* **WORK TO BE COMPLETED**:
A line counts if it contains the string "electric"; say how many such lines there are, giving only the number.
+ + +
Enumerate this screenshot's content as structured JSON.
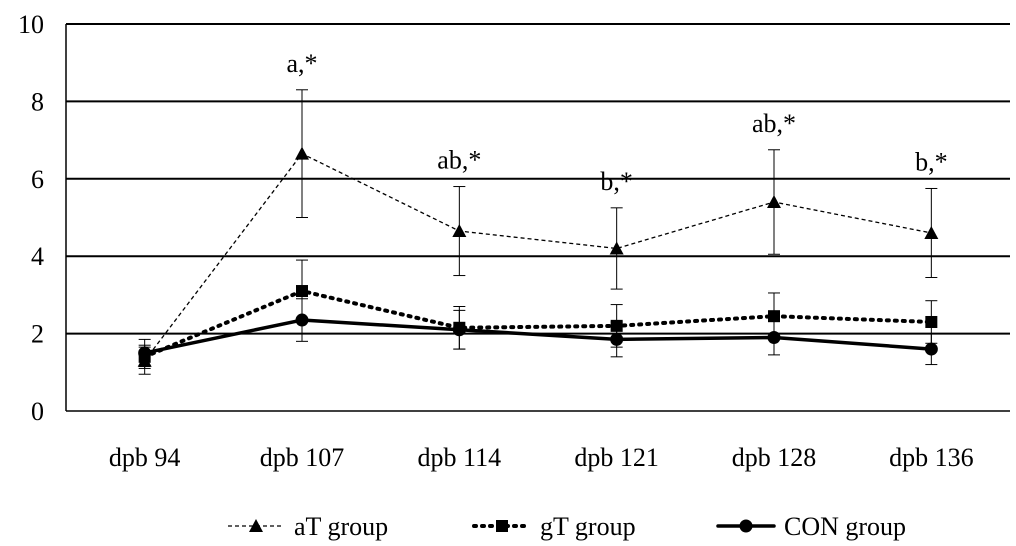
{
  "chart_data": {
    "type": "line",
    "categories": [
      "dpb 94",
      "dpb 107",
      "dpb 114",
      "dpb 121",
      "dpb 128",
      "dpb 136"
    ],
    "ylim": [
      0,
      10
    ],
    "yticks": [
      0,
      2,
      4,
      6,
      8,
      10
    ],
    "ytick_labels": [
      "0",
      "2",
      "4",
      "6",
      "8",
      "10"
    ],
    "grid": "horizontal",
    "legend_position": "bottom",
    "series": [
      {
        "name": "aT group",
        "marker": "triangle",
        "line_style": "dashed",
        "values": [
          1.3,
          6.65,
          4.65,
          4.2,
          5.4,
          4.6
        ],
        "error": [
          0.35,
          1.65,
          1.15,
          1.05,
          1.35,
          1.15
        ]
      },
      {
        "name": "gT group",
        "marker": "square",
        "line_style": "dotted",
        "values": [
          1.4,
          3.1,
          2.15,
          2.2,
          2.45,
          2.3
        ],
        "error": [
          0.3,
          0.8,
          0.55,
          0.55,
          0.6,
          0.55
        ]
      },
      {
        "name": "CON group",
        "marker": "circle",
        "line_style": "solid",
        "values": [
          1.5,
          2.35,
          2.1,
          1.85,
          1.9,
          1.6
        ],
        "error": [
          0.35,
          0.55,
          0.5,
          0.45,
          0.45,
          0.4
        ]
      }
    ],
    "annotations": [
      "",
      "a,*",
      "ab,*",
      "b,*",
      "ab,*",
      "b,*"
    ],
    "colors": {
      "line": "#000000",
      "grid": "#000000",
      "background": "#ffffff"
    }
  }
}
+ + +
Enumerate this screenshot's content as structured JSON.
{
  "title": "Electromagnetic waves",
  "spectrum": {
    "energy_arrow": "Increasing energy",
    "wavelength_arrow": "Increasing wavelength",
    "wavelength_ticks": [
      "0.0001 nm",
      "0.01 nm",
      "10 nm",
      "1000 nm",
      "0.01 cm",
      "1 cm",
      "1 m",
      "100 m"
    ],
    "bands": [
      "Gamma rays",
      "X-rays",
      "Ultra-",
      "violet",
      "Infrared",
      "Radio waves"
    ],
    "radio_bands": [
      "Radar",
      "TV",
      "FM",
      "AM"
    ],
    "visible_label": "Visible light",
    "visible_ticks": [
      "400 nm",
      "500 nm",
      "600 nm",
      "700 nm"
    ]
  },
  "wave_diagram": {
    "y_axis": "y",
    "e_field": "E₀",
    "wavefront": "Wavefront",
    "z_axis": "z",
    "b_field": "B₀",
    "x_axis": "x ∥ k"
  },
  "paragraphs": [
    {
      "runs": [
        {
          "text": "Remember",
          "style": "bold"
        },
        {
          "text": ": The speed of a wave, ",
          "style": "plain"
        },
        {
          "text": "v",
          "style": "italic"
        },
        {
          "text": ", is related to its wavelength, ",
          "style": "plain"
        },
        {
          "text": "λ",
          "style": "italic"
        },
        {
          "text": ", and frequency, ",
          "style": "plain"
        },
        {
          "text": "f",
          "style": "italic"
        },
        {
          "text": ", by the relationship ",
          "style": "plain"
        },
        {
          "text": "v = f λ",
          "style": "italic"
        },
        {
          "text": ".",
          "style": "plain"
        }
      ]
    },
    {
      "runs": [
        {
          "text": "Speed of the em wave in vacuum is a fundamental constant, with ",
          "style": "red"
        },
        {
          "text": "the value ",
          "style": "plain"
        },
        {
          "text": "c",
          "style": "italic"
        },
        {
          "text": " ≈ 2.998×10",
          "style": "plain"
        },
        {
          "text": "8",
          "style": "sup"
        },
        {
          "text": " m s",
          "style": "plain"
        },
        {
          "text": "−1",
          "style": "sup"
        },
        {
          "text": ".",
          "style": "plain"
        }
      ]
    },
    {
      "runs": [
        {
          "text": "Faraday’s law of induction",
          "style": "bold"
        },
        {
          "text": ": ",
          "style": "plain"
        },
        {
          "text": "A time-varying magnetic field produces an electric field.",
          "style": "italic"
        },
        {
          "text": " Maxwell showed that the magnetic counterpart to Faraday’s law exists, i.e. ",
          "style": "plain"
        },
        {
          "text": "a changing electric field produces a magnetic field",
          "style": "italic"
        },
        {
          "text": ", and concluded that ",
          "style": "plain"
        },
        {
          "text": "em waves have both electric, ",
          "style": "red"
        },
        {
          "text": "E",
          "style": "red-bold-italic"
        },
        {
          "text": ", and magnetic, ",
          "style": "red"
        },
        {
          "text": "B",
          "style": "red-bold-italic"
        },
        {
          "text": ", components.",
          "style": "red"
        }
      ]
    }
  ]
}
+ + +
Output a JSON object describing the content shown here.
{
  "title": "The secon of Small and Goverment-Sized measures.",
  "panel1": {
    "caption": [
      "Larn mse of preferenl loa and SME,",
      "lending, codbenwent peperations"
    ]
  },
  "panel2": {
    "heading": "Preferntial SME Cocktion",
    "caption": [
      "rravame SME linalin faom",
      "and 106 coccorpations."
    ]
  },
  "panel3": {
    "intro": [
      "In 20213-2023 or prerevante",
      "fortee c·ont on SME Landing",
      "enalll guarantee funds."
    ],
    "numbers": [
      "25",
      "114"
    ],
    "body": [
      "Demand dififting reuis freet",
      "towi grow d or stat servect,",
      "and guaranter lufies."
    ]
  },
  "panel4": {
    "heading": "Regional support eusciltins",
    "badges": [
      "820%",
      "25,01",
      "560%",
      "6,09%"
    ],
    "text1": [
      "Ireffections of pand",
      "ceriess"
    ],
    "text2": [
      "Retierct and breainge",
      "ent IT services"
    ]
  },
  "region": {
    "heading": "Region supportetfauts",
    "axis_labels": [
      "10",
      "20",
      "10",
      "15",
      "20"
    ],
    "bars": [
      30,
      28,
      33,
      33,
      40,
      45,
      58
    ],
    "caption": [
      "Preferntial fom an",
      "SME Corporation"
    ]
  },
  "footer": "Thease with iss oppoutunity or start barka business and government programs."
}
+ + +
* **EXERCISE ANSWER**:
3